Objective:
Extract the records below word for word and ignore the images.

Material for the task:
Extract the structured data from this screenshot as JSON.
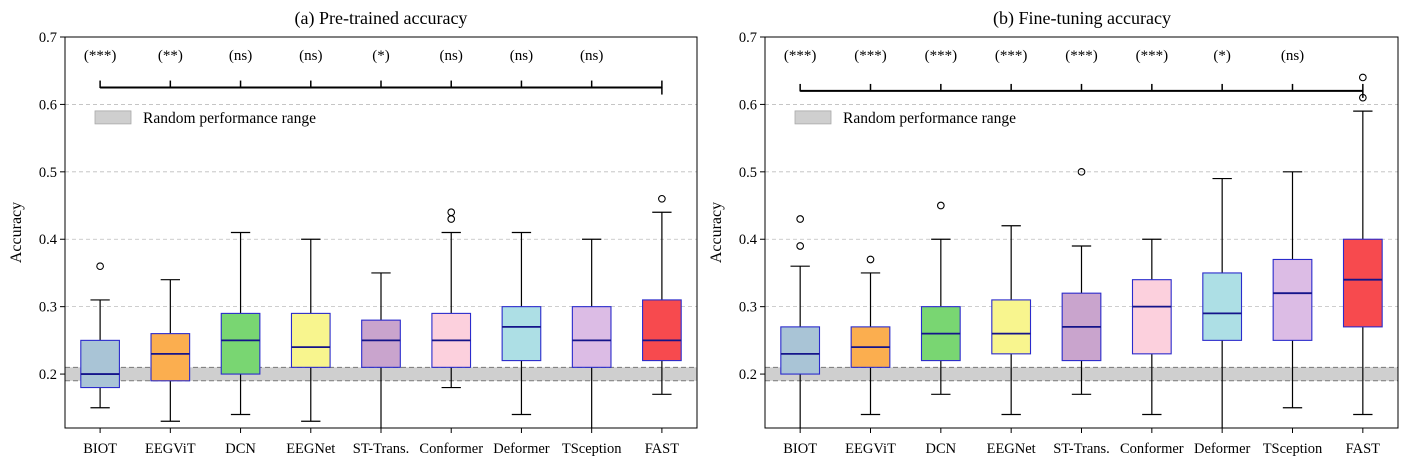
{
  "chart_data": [
    {
      "type": "box",
      "title": "(a) Pre-trained accuracy",
      "xlabel": "",
      "ylabel": "Accuracy",
      "ylim": [
        0.12,
        0.7
      ],
      "yticks": [
        "0.2",
        "0.3",
        "0.4",
        "0.5",
        "0.6",
        "0.7"
      ],
      "ytick_values": [
        0.2,
        0.3,
        0.4,
        0.5,
        0.6,
        0.7
      ],
      "grid": "horizontal dashed",
      "random_range": [
        0.19,
        0.21
      ],
      "legend_label": "Random performance range",
      "legend_position": "upper-left",
      "bracket_y": 0.625,
      "categories": [
        "BIOT",
        "EEGViT",
        "DCN",
        "EEGNet",
        "ST-Trans.",
        "Conformer",
        "Deformer",
        "TSception",
        "FAST"
      ],
      "significance": [
        "(***)",
        "(**)",
        "(ns)",
        "(ns)",
        "(*)",
        "(ns)",
        "(ns)",
        "(ns)"
      ],
      "boxes": [
        {
          "name": "BIOT",
          "color": "#a9c4d6",
          "whislo": 0.15,
          "q1": 0.18,
          "med": 0.2,
          "q3": 0.25,
          "whishi": 0.31,
          "fliers": [
            0.36
          ]
        },
        {
          "name": "EEGViT",
          "color": "#fbae4f",
          "whislo": 0.13,
          "q1": 0.19,
          "med": 0.23,
          "q3": 0.26,
          "whishi": 0.34,
          "fliers": []
        },
        {
          "name": "DCN",
          "color": "#79d672",
          "whislo": 0.14,
          "q1": 0.2,
          "med": 0.25,
          "q3": 0.29,
          "whishi": 0.41,
          "fliers": []
        },
        {
          "name": "EEGNet",
          "color": "#f8f58e",
          "whislo": 0.13,
          "q1": 0.21,
          "med": 0.24,
          "q3": 0.29,
          "whishi": 0.4,
          "fliers": []
        },
        {
          "name": "ST-Trans.",
          "color": "#c9a4cd",
          "whislo": 0.11,
          "q1": 0.21,
          "med": 0.25,
          "q3": 0.28,
          "whishi": 0.35,
          "fliers": []
        },
        {
          "name": "Conformer",
          "color": "#fcd0dd",
          "whislo": 0.18,
          "q1": 0.21,
          "med": 0.25,
          "q3": 0.29,
          "whishi": 0.41,
          "fliers": [
            0.43,
            0.44
          ]
        },
        {
          "name": "Deformer",
          "color": "#addfe5",
          "whislo": 0.14,
          "q1": 0.22,
          "med": 0.27,
          "q3": 0.3,
          "whishi": 0.41,
          "fliers": []
        },
        {
          "name": "TSception",
          "color": "#dcbce5",
          "whislo": 0.11,
          "q1": 0.21,
          "med": 0.25,
          "q3": 0.3,
          "whishi": 0.4,
          "fliers": []
        },
        {
          "name": "FAST",
          "color": "#f74a4e",
          "whislo": 0.17,
          "q1": 0.22,
          "med": 0.25,
          "q3": 0.31,
          "whishi": 0.44,
          "fliers": [
            0.46
          ]
        }
      ]
    },
    {
      "type": "box",
      "title": "(b) Fine-tuning accuracy",
      "xlabel": "",
      "ylabel": "Accuracy",
      "ylim": [
        0.12,
        0.7
      ],
      "yticks": [
        "0.2",
        "0.3",
        "0.4",
        "0.5",
        "0.6",
        "0.7"
      ],
      "ytick_values": [
        0.2,
        0.3,
        0.4,
        0.5,
        0.6,
        0.7
      ],
      "grid": "horizontal dashed",
      "random_range": [
        0.19,
        0.21
      ],
      "legend_label": "Random performance range",
      "legend_position": "upper-left",
      "bracket_y": 0.62,
      "categories": [
        "BIOT",
        "EEGViT",
        "DCN",
        "EEGNet",
        "ST-Trans.",
        "Conformer",
        "Deformer",
        "TSception",
        "FAST"
      ],
      "significance": [
        "(***)",
        "(***)",
        "(***)",
        "(***)",
        "(***)",
        "(***)",
        "(*)",
        "(ns)"
      ],
      "boxes": [
        {
          "name": "BIOT",
          "color": "#a9c4d6",
          "whislo": 0.11,
          "q1": 0.2,
          "med": 0.23,
          "q3": 0.27,
          "whishi": 0.36,
          "fliers": [
            0.39,
            0.43
          ]
        },
        {
          "name": "EEGViT",
          "color": "#fbae4f",
          "whislo": 0.14,
          "q1": 0.21,
          "med": 0.24,
          "q3": 0.27,
          "whishi": 0.35,
          "fliers": [
            0.37
          ]
        },
        {
          "name": "DCN",
          "color": "#79d672",
          "whislo": 0.17,
          "q1": 0.22,
          "med": 0.26,
          "q3": 0.3,
          "whishi": 0.4,
          "fliers": [
            0.45
          ]
        },
        {
          "name": "EEGNet",
          "color": "#f8f58e",
          "whislo": 0.14,
          "q1": 0.23,
          "med": 0.26,
          "q3": 0.31,
          "whishi": 0.42,
          "fliers": []
        },
        {
          "name": "ST-Trans.",
          "color": "#c9a4cd",
          "whislo": 0.17,
          "q1": 0.22,
          "med": 0.27,
          "q3": 0.32,
          "whishi": 0.39,
          "fliers": [
            0.5
          ]
        },
        {
          "name": "Conformer",
          "color": "#fcd0dd",
          "whislo": 0.14,
          "q1": 0.23,
          "med": 0.3,
          "q3": 0.34,
          "whishi": 0.4,
          "fliers": []
        },
        {
          "name": "Deformer",
          "color": "#addfe5",
          "whislo": 0.11,
          "q1": 0.25,
          "med": 0.29,
          "q3": 0.35,
          "whishi": 0.49,
          "fliers": []
        },
        {
          "name": "TSception",
          "color": "#dcbce5",
          "whislo": 0.15,
          "q1": 0.25,
          "med": 0.32,
          "q3": 0.37,
          "whishi": 0.5,
          "fliers": []
        },
        {
          "name": "FAST",
          "color": "#f74a4e",
          "whislo": 0.14,
          "q1": 0.27,
          "med": 0.34,
          "q3": 0.4,
          "whishi": 0.59,
          "fliers": [
            0.61,
            0.64
          ]
        }
      ]
    }
  ],
  "colors": {
    "box_edge": "#2b2bcc",
    "median": "#14148a",
    "grid": "#bdbdbd",
    "random_band": "#cfcfcf",
    "random_band_edge": "#7a7a7a",
    "axes": "#000000"
  }
}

Expected answer:
Extract the structured data from this screenshot as JSON.
{
  "chart_data": [
    {
      "type": "box",
      "title": "(a) Pre-trained accuracy",
      "xlabel": "",
      "ylabel": "Accuracy",
      "ylim": [
        0.12,
        0.7
      ],
      "yticks": [
        "0.2",
        "0.3",
        "0.4",
        "0.5",
        "0.6",
        "0.7"
      ],
      "ytick_values": [
        0.2,
        0.3,
        0.4,
        0.5,
        0.6,
        0.7
      ],
      "grid": "horizontal dashed",
      "random_range": [
        0.19,
        0.21
      ],
      "legend_label": "Random performance range",
      "legend_position": "upper-left",
      "bracket_y": 0.625,
      "categories": [
        "BIOT",
        "EEGViT",
        "DCN",
        "EEGNet",
        "ST-Trans.",
        "Conformer",
        "Deformer",
        "TSception",
        "FAST"
      ],
      "significance": [
        "(***)",
        "(**)",
        "(ns)",
        "(ns)",
        "(*)",
        "(ns)",
        "(ns)",
        "(ns)"
      ],
      "boxes": [
        {
          "name": "BIOT",
          "color": "#a9c4d6",
          "whislo": 0.15,
          "q1": 0.18,
          "med": 0.2,
          "q3": 0.25,
          "whishi": 0.31,
          "fliers": [
            0.36
          ]
        },
        {
          "name": "EEGViT",
          "color": "#fbae4f",
          "whislo": 0.13,
          "q1": 0.19,
          "med": 0.23,
          "q3": 0.26,
          "whishi": 0.34,
          "fliers": []
        },
        {
          "name": "DCN",
          "color": "#79d672",
          "whislo": 0.14,
          "q1": 0.2,
          "med": 0.25,
          "q3": 0.29,
          "whishi": 0.41,
          "fliers": []
        },
        {
          "name": "EEGNet",
          "color": "#f8f58e",
          "whislo": 0.13,
          "q1": 0.21,
          "med": 0.24,
          "q3": 0.29,
          "whishi": 0.4,
          "fliers": []
        },
        {
          "name": "ST-Trans.",
          "color": "#c9a4cd",
          "whislo": 0.11,
          "q1": 0.21,
          "med": 0.25,
          "q3": 0.28,
          "whishi": 0.35,
          "fliers": []
        },
        {
          "name": "Conformer",
          "color": "#fcd0dd",
          "whislo": 0.18,
          "q1": 0.21,
          "med": 0.25,
          "q3": 0.29,
          "whishi": 0.41,
          "fliers": [
            0.43,
            0.44
          ]
        },
        {
          "name": "Deformer",
          "color": "#addfe5",
          "whislo": 0.14,
          "q1": 0.22,
          "med": 0.27,
          "q3": 0.3,
          "whishi": 0.41,
          "fliers": []
        },
        {
          "name": "TSception",
          "color": "#dcbce5",
          "whislo": 0.11,
          "q1": 0.21,
          "med": 0.25,
          "q3": 0.3,
          "whishi": 0.4,
          "fliers": []
        },
        {
          "name": "FAST",
          "color": "#f74a4e",
          "whislo": 0.17,
          "q1": 0.22,
          "med": 0.25,
          "q3": 0.31,
          "whishi": 0.44,
          "fliers": [
            0.46
          ]
        }
      ]
    },
    {
      "type": "box",
      "title": "(b) Fine-tuning accuracy",
      "xlabel": "",
      "ylabel": "Accuracy",
      "ylim": [
        0.12,
        0.7
      ],
      "yticks": [
        "0.2",
        "0.3",
        "0.4",
        "0.5",
        "0.6",
        "0.7"
      ],
      "ytick_values": [
        0.2,
        0.3,
        0.4,
        0.5,
        0.6,
        0.7
      ],
      "grid": "horizontal dashed",
      "random_range": [
        0.19,
        0.21
      ],
      "legend_label": "Random performance range",
      "legend_position": "upper-left",
      "bracket_y": 0.62,
      "categories": [
        "BIOT",
        "EEGViT",
        "DCN",
        "EEGNet",
        "ST-Trans.",
        "Conformer",
        "Deformer",
        "TSception",
        "FAST"
      ],
      "significance": [
        "(***)",
        "(***)",
        "(***)",
        "(***)",
        "(***)",
        "(***)",
        "(*)",
        "(ns)"
      ],
      "boxes": [
        {
          "name": "BIOT",
          "color": "#a9c4d6",
          "whislo": 0.11,
          "q1": 0.2,
          "med": 0.23,
          "q3": 0.27,
          "whishi": 0.36,
          "fliers": [
            0.39,
            0.43
          ]
        },
        {
          "name": "EEGViT",
          "color": "#fbae4f",
          "whislo": 0.14,
          "q1": 0.21,
          "med": 0.24,
          "q3": 0.27,
          "whishi": 0.35,
          "fliers": [
            0.37
          ]
        },
        {
          "name": "DCN",
          "color": "#79d672",
          "whislo": 0.17,
          "q1": 0.22,
          "med": 0.26,
          "q3": 0.3,
          "whishi": 0.4,
          "fliers": [
            0.45
          ]
        },
        {
          "name": "EEGNet",
          "color": "#f8f58e",
          "whislo": 0.14,
          "q1": 0.23,
          "med": 0.26,
          "q3": 0.31,
          "whishi": 0.42,
          "fliers": []
        },
        {
          "name": "ST-Trans.",
          "color": "#c9a4cd",
          "whislo": 0.17,
          "q1": 0.22,
          "med": 0.27,
          "q3": 0.32,
          "whishi": 0.39,
          "fliers": [
            0.5
          ]
        },
        {
          "name": "Conformer",
          "color": "#fcd0dd",
          "whislo": 0.14,
          "q1": 0.23,
          "med": 0.3,
          "q3": 0.34,
          "whishi": 0.4,
          "fliers": []
        },
        {
          "name": "Deformer",
          "color": "#addfe5",
          "whislo": 0.11,
          "q1": 0.25,
          "med": 0.29,
          "q3": 0.35,
          "whishi": 0.49,
          "fliers": []
        },
        {
          "name": "TSception",
          "color": "#dcbce5",
          "whislo": 0.15,
          "q1": 0.25,
          "med": 0.32,
          "q3": 0.37,
          "whishi": 0.5,
          "fliers": []
        },
        {
          "name": "FAST",
          "color": "#f74a4e",
          "whislo": 0.14,
          "q1": 0.27,
          "med": 0.34,
          "q3": 0.4,
          "whishi": 0.59,
          "fliers": [
            0.61,
            0.64
          ]
        }
      ]
    }
  ],
  "colors": {
    "box_edge": "#2b2bcc",
    "median": "#14148a",
    "grid": "#bdbdbd",
    "random_band": "#cfcfcf",
    "random_band_edge": "#7a7a7a",
    "axes": "#000000"
  }
}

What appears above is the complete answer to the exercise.